**What you are asked to do:**
Transcribe the material in full, exactly as written.

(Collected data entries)
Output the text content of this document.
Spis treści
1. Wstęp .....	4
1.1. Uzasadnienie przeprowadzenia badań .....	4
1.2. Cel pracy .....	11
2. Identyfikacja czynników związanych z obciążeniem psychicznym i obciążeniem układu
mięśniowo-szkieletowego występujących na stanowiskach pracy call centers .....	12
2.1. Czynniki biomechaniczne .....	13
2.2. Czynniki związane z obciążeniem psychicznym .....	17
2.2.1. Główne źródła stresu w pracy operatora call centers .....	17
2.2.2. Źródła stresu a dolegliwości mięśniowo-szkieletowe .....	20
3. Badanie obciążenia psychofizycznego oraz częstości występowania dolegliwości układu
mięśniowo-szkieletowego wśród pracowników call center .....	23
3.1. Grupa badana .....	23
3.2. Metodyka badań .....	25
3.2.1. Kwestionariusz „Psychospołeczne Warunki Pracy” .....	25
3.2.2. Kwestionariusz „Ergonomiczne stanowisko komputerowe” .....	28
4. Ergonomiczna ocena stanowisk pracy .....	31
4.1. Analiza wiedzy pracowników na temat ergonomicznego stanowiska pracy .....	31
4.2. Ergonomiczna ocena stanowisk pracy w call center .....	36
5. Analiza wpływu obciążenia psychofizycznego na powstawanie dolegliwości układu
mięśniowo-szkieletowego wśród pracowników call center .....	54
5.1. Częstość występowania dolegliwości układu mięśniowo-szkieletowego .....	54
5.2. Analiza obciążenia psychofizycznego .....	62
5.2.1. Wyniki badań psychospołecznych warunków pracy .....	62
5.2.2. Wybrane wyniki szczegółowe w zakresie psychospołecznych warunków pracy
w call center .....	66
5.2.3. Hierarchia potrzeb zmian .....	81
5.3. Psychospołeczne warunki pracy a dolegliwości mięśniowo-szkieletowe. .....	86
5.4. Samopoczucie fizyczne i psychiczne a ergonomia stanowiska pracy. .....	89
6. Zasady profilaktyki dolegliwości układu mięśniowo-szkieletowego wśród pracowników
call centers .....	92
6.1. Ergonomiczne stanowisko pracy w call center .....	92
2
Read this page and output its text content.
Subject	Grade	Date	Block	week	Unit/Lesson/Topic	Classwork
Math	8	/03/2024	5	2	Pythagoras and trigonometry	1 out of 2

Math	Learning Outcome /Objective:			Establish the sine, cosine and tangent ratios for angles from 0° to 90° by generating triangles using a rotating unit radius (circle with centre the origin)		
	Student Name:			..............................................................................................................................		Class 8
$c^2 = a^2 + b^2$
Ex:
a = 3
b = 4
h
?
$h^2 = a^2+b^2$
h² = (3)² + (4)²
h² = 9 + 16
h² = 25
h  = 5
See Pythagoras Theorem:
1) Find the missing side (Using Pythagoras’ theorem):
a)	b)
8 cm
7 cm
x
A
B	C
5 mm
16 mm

**Solution for this exercise:**
Output the text content of this document.
Spis treści
1. Wstęp .....	4
1.1. Uzasadnienie przeprowadzenia badań .....	4
1.2. Cel pracy .....	11
2. Identyfikacja czynników związanych z obciążeniem psychicznym i obciążeniem układu
mięśniowo-szkieletowego występujących na stanowiskach pracy call centers .....	12
2.1. Czynniki biomechaniczne .....	13
2.2. Czynniki związane z obciążeniem psychicznym .....	17
2.2.1. Główne źródła stresu w pracy operatora call centers .....	17
2.2.2. Źródła stresu a dolegliwości mięśniowo-szkieletowe .....	20
3. Badanie obciążenia psychofizycznego oraz częstości występowania dolegliwości układu
mięśniowo-szkieletowego wśród pracowników call center .....	23
3.1. Grupa badana .....	23
3.2. Metodyka badań .....	25
3.2.1. Kwestionariusz „Psychospołeczne Warunki Pracy” .....	25
3.2.2. Kwestionariusz „Ergonomiczne stanowisko komputerowe” .....	28
4. Ergonomiczna ocena stanowisk pracy .....	31
4.1. Analiza wiedzy pracowników na temat ergonomicznego stanowiska pracy .....	31
4.2. Ergonomiczna ocena stanowisk pracy w call center .....	36
5. Analiza wpływu obciążenia psychofizycznego na powstawanie dolegliwości układu
mięśniowo-szkieletowego wśród pracowników call center .....	54
5.1. Częstość występowania dolegliwości układu mięśniowo-szkieletowego .....	54
5.2. Analiza obciążenia psychofizycznego .....	62
5.2.1. Wyniki badań psychospołecznych warunków pracy .....	62
5.2.2. Wybrane wyniki szczegółowe w zakresie psychospołecznych warunków pracy
w call center .....	66
5.2.3. Hierarchia potrzeb zmian .....	81
5.3. Psychospołeczne warunki pracy a dolegliwości mięśniowo-szkieletowe. .....	86
5.4. Samopoczucie fizyczne i psychiczne a ergonomia stanowiska pracy. .....	89
6. Zasady profilaktyki dolegliwości układu mięśniowo-szkieletowego wśród pracowników
call centers .....	92
6.1. Ergonomiczne stanowisko pracy w call center .....	92
2
Read this page and output its text content.
Subject	Grade	Date	Block	week	Unit/Lesson/Topic	Classwork
Math	8	/03/2024	5	2	Pythagoras and trigonometry	1 out of 2

Math	Learning Outcome /Objective:			Establish the sine, cosine and tangent ratios for angles from 0° to 90° by generating triangles using a rotating unit radius (circle with centre the origin)		
	Student Name:			..............................................................................................................................		Class 8
$c^2 = a^2 + b^2$
Ex:
a = 3
b = 4
h
?
$h^2 = a^2+b^2$
h² = (3)² + (4)²
h² = 9 + 16
h² = 25
h  = 5
See Pythagoras Theorem:
1) Find the missing side (Using Pythagoras’ theorem):
a)	b)
8 cm
7 cm
x
A
B	C
5 mm
16 mm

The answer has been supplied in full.